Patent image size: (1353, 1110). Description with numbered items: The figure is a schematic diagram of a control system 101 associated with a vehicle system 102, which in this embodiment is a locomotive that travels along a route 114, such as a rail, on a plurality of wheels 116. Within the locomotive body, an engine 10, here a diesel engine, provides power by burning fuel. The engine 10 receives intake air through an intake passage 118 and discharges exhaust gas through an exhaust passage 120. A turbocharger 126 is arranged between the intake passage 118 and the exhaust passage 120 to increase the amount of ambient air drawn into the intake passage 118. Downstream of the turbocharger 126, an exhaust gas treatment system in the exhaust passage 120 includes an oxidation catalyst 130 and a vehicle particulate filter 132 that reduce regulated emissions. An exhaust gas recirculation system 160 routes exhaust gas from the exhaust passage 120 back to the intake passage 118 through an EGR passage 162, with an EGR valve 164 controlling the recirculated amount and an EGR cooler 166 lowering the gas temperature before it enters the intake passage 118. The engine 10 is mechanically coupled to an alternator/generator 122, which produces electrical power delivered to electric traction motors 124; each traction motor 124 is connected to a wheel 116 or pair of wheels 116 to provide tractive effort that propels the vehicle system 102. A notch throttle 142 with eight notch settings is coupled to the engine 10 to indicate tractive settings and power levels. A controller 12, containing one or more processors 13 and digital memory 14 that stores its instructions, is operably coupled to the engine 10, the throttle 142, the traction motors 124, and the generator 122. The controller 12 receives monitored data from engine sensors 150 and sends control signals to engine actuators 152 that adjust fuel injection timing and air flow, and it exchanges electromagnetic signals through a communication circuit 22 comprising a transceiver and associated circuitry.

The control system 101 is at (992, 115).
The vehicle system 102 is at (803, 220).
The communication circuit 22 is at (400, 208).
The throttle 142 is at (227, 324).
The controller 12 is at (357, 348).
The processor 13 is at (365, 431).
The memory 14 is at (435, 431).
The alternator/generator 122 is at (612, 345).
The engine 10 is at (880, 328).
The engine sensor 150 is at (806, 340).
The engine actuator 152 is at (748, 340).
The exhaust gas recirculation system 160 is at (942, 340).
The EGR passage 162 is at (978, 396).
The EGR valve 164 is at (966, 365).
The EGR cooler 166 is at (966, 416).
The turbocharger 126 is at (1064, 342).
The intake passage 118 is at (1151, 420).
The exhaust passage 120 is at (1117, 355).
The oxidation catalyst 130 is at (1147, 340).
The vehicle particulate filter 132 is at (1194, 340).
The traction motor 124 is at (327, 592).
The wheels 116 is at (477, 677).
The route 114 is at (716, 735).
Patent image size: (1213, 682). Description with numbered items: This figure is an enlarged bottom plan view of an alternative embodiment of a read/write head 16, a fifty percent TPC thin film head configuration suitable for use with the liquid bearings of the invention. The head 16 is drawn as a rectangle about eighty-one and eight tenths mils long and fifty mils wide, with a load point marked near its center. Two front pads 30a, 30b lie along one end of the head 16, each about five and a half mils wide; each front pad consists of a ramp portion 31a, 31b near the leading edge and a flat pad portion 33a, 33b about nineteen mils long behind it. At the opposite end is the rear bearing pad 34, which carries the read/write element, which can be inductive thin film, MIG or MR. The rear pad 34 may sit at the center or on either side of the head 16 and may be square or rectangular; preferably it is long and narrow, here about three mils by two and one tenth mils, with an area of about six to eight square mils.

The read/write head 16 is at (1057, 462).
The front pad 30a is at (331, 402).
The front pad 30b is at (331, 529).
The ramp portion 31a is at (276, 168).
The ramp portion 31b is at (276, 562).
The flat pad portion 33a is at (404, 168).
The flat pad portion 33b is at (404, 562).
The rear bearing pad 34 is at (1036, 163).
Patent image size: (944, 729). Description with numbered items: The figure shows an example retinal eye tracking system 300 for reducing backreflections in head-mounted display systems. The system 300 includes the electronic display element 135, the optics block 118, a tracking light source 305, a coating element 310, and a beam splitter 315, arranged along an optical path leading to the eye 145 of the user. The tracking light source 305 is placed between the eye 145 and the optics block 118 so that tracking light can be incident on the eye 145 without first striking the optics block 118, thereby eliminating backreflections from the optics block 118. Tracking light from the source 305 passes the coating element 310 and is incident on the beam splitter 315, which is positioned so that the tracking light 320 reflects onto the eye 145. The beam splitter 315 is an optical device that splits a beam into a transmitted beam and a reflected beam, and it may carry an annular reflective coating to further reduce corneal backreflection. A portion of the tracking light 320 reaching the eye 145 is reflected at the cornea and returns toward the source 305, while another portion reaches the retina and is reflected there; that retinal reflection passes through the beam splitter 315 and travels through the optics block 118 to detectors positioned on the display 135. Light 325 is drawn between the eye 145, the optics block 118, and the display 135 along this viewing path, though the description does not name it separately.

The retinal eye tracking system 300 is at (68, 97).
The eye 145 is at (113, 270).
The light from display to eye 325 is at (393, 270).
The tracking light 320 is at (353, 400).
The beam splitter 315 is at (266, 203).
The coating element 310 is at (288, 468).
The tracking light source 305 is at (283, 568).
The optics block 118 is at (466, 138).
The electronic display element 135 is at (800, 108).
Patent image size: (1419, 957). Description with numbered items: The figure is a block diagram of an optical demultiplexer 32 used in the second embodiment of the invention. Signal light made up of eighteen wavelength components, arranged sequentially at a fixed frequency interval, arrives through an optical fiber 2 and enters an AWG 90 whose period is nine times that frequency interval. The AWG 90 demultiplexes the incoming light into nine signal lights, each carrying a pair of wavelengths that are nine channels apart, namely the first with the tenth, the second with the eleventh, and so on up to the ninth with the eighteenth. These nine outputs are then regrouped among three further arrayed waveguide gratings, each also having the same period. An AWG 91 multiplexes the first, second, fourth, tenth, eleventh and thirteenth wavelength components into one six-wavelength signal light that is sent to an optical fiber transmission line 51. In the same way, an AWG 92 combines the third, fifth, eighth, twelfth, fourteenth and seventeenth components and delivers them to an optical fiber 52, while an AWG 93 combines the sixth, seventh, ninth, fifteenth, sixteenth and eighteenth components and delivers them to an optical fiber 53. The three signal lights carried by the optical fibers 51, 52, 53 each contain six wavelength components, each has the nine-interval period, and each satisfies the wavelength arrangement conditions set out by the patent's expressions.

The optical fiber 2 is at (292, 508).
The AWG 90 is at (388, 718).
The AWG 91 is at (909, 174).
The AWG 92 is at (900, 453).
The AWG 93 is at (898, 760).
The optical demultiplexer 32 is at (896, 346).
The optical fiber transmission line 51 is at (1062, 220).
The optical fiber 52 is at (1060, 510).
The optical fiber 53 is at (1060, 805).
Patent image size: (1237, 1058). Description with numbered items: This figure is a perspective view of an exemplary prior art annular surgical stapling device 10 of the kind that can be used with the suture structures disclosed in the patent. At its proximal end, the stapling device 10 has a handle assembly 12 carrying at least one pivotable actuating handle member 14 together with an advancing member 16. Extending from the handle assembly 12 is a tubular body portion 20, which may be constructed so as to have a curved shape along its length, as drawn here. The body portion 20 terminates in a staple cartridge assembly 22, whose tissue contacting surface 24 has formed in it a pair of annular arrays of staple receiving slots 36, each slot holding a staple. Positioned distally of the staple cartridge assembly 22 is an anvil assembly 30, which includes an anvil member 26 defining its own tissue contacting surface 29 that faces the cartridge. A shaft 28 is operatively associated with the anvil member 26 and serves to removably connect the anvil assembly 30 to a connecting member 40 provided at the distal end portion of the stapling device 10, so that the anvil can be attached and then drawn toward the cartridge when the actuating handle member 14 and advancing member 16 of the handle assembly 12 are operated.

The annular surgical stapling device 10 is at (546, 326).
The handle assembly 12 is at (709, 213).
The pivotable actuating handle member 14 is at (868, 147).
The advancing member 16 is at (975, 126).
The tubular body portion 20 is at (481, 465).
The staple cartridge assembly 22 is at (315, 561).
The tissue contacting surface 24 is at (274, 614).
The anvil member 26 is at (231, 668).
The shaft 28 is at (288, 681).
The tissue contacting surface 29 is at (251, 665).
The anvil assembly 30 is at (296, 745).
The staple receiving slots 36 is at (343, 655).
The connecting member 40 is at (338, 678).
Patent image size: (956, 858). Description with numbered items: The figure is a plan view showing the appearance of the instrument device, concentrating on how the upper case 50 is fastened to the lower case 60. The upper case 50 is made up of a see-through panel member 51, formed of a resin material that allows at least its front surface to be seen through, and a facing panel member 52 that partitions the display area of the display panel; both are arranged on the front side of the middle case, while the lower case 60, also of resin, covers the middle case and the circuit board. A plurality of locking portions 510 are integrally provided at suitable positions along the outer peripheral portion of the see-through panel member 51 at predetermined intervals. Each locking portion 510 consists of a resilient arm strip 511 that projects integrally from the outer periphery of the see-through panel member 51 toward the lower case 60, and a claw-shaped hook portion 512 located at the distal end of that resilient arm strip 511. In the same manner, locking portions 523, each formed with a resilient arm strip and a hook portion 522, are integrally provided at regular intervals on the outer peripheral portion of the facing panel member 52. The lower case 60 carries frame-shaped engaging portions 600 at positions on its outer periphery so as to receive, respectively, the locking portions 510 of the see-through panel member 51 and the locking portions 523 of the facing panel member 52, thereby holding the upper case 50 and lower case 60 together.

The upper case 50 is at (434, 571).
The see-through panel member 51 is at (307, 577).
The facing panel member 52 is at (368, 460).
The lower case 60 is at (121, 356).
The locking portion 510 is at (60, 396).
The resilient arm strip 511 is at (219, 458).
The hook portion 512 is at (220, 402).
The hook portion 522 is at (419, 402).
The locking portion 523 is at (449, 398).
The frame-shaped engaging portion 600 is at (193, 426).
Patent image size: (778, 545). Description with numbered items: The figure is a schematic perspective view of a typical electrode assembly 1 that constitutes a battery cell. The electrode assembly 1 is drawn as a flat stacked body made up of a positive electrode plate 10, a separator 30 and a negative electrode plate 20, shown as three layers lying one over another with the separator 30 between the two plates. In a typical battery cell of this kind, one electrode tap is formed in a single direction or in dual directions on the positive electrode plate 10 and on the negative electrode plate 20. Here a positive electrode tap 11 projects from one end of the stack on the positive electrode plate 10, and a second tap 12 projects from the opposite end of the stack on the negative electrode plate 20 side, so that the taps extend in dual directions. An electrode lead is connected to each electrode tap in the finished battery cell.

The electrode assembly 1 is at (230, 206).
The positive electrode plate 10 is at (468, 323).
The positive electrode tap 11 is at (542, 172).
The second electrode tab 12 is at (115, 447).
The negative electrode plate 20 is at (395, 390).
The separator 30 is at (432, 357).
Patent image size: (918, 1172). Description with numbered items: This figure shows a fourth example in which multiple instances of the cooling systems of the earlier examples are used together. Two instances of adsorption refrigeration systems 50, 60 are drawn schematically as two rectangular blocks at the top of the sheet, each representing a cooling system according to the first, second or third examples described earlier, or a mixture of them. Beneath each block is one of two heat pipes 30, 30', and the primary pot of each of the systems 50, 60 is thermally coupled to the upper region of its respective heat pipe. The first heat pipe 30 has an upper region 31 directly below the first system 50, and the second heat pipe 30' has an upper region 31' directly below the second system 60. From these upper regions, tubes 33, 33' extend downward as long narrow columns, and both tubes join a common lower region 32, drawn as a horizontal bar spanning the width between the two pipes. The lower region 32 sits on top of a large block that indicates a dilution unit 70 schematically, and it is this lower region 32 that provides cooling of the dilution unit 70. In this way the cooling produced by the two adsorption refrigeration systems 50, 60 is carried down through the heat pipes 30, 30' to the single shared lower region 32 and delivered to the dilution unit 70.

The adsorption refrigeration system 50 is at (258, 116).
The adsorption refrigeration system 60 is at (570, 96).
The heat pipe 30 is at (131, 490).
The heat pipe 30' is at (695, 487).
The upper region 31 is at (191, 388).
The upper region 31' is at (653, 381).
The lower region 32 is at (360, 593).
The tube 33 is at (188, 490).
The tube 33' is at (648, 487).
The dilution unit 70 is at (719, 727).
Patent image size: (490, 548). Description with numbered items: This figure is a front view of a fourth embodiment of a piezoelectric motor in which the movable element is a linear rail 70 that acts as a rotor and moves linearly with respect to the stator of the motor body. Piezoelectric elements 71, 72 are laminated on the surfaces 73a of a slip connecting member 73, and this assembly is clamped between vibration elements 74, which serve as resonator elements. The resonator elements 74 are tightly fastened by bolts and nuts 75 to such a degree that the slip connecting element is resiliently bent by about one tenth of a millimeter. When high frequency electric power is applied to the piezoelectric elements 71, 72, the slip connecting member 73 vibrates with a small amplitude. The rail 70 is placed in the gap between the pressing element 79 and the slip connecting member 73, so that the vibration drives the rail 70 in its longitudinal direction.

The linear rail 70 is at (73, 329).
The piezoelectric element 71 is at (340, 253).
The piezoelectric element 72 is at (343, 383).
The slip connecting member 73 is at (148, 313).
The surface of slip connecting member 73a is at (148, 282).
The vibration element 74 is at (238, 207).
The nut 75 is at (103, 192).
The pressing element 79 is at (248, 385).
○ ○ ○
Set problem => Put the lines starting with the one containing "Patent image size: (1213, 682)." and ending with the one containing "The flat pad portion 33a is at (404, 168).", both included, into a Markdown table with the columns No. and Text. Give each line its own number and leave out blank lines.

Output of the exercise =>
| No. | Text |
|---|---|
| 1 | Patent image size: (1213, 682). Description with numbered items: This figure is an enlarged bottom plan view of an alternative embodiment of a read/write head 16, a fifty percent TPC thin film head configuration suitable for use with the liquid bearings of the invention. The head 16 is drawn as a rectangle about eighty-one and eight tenths mils long and fifty mils wide, with a load point marked near its center. Two front pads 30a, 30b lie along one end of the head 16, each about five and a half mils wide; each front pad consists of a ramp portion 31a, 31b near the leading edge and a flat pad portion 33a, 33b about nineteen mils long behind it. At the opposite end is the rear bearing pad 34, which carries the read/write element, which can be inductive thin film, MIG or MR. The rear pad 34 may sit at the center or on either side of the head 16 and may be square or rectangular; preferably it is long and narrow, here about three mils by two and one tenth mils, with an area of about six to eight square mils. |
| 2 | The read/write head 16 is at (1057, 462). |
| 3 | The front pad 30a is at (331, 402). |
| 4 | The front pad 30b is at (331, 529). |
| 5 | The ramp portion 31a is at (276, 168). |
| 6 | The ramp portion 31b is at (276, 562). |
| 7 | The flat pad portion 33a is at (404, 168). |